**SET TASK**
Quote the entries word for word. Omit the pictures.

[Extracted data entries]
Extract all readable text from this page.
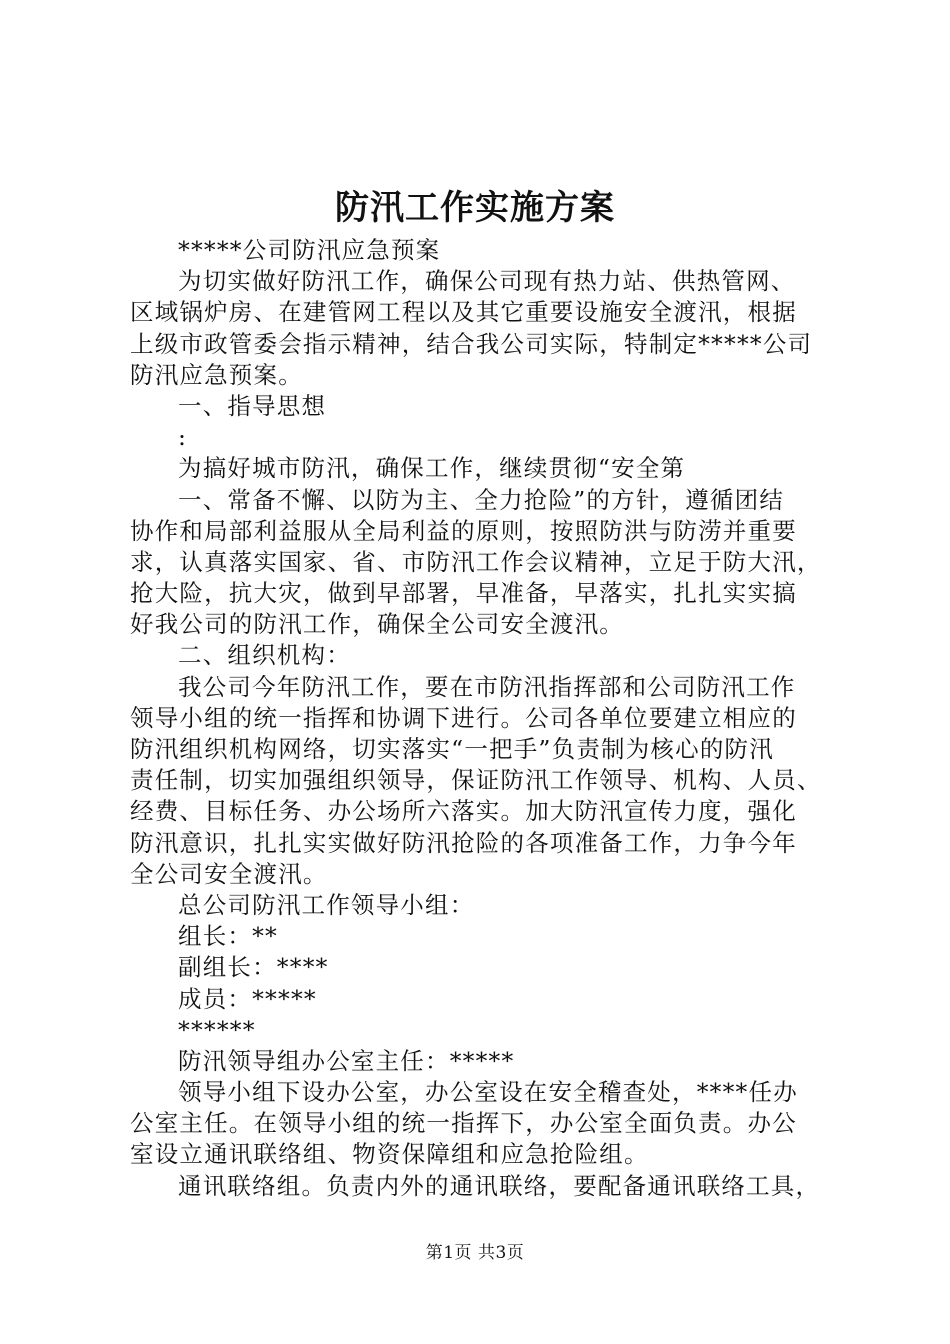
防汛工作实施方案
*****公司防汛应急预案
为切实做好防汛工作，确保公司现有热力站、供热管网、
区域锅炉房、在建管网工程以及其它重要设施安全渡汛，根据
上级市政管委会指示精神，结合我公司实际，特制定*****公司
防汛应急预案。
一、指导思想
:
为搞好城市防汛，确保工作，继续贯彻“安全第
一、常备不懈、以防为主、全力抢险”的方针，遵循团结
协作和局部利益服从全局利益的原则，按照防洪与防涝并重要
求，认真落实国家、省、市防汛工作会议精神，立足于防大汛，
抢大险，抗大灾，做到早部署，早准备，早落实，扎扎实实搞
好我公司的防汛工作，确保全公司安全渡汛。
二、组织机构：
我公司今年防汛工作，要在市防汛指挥部和公司防汛工作
领导小组的统一指挥和协调下进行。公司各单位要建立相应的
防汛组织机构网络，切实落实“一把手”负责制为核心的防汛
责任制，切实加强组织领导，保证防汛工作领导、机构、人员、
经费、目标任务、办公场所六落实。加大防汛宣传力度，强化
防汛意识，扎扎实实做好防汛抢险的各项准备工作，力争今年
全公司安全渡汛。
总公司防汛工作领导小组：
组长：**
副组长：****
成员：*****
******
防汛领导组办公室主任：*****
领导小组下设办公室，办公室设在安全稽查处，****任办
公室主任。在领导小组的统一指挥下，办公室全面负责。办公
室设立通讯联络组、物资保障组和应急抢险组。
通讯联络组。负责内外的通讯联络，要配备通讯联络工具，
第1页 共3页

**OUTPUT FOR THIS TASK**
Extract all readable text from this page.
防汛工作实施方案
*****公司防汛应急预案
为切实做好防汛工作，确保公司现有热力站、供热管网、
区域锅炉房、在建管网工程以及其它重要设施安全渡汛，根据
上级市政管委会指示精神，结合我公司实际，特制定*****公司
防汛应急预案。
一、指导思想
:
为搞好城市防汛，确保工作，继续贯彻“安全第
一、常备不懈、以防为主、全力抢险”的方针，遵循团结
协作和局部利益服从全局利益的原则，按照防洪与防涝并重要
求，认真落实国家、省、市防汛工作会议精神，立足于防大汛，
抢大险，抗大灾，做到早部署，早准备，早落实，扎扎实实搞
好我公司的防汛工作，确保全公司安全渡汛。
二、组织机构：
我公司今年防汛工作，要在市防汛指挥部和公司防汛工作
领导小组的统一指挥和协调下进行。公司各单位要建立相应的
防汛组织机构网络，切实落实“一把手”负责制为核心的防汛
责任制，切实加强组织领导，保证防汛工作领导、机构、人员、
经费、目标任务、办公场所六落实。加大防汛宣传力度，强化
防汛意识，扎扎实实做好防汛抢险的各项准备工作，力争今年
全公司安全渡汛。
总公司防汛工作领导小组：
组长：**
副组长：****
成员：*****
******
防汛领导组办公室主任：*****
领导小组下设办公室，办公室设在安全稽查处，****任办
公室主任。在领导小组的统一指挥下，办公室全面负责。办公
室设立通讯联络组、物资保障组和应急抢险组。
通讯联络组。负责内外的通讯联络，要配备通讯联络工具，
第1页 共3页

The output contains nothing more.